• EXERCISE
Pick out each line with the word "ylabel" from the material that follows.

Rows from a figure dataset
_ _ _ _ _
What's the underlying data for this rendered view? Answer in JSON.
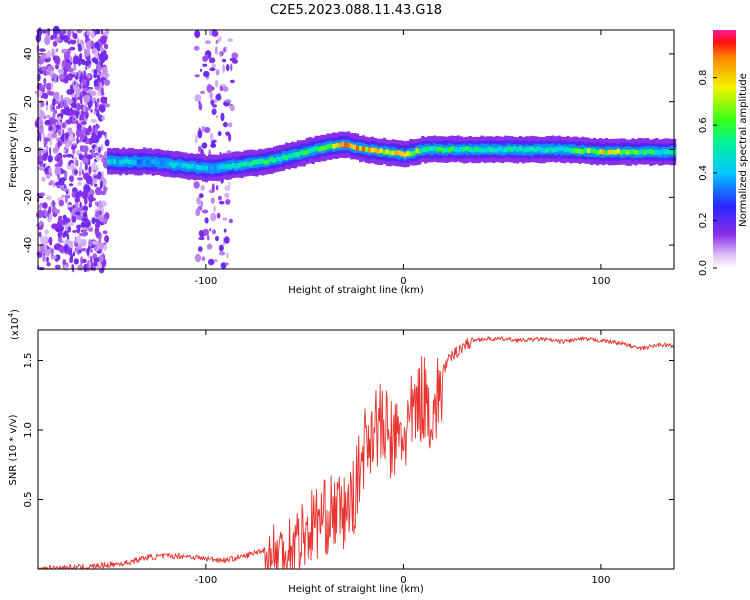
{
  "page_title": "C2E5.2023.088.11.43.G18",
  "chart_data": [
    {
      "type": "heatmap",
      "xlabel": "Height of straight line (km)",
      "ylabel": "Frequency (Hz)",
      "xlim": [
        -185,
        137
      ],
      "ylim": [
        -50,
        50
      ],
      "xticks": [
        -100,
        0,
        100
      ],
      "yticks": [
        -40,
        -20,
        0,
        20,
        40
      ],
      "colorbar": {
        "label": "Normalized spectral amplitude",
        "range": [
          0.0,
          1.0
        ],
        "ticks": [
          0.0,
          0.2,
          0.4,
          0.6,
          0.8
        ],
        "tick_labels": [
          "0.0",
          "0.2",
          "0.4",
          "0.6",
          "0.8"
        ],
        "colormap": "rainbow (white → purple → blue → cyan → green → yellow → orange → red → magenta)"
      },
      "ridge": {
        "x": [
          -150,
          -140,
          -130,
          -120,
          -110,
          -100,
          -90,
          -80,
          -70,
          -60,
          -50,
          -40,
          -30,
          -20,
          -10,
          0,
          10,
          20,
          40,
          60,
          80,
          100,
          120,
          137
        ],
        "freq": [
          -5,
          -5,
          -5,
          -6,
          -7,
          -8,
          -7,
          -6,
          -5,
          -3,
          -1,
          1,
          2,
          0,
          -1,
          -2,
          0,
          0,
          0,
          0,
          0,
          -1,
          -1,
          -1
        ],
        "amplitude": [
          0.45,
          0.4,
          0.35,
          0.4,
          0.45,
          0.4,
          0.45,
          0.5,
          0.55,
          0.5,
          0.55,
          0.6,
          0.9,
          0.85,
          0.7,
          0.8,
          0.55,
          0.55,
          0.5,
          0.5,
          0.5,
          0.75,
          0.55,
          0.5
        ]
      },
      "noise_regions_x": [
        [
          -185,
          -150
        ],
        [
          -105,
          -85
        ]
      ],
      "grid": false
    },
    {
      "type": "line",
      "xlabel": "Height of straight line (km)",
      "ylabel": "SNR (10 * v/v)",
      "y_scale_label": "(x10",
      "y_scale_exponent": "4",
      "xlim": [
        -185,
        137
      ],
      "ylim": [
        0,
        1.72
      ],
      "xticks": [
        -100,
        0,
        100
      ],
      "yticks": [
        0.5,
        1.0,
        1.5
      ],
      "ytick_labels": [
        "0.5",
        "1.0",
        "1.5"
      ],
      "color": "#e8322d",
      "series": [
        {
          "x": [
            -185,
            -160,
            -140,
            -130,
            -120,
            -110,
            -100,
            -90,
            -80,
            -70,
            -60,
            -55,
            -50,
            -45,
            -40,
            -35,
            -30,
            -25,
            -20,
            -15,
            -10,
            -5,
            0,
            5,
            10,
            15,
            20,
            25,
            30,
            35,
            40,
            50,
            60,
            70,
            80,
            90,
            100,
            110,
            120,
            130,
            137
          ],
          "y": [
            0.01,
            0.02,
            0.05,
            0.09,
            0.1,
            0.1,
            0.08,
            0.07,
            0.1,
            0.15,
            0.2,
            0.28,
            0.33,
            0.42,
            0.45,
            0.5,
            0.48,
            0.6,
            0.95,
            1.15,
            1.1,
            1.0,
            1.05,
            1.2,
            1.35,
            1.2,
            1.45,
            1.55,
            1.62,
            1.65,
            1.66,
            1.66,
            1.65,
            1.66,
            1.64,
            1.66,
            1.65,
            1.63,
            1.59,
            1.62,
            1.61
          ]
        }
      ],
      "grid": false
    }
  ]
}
_ _ _ _ _
• SOLUTION TO THIS PROBLEM
      "ylabel": "Frequency (Hz)",
      "ylabel": "SNR (10 * v/v)",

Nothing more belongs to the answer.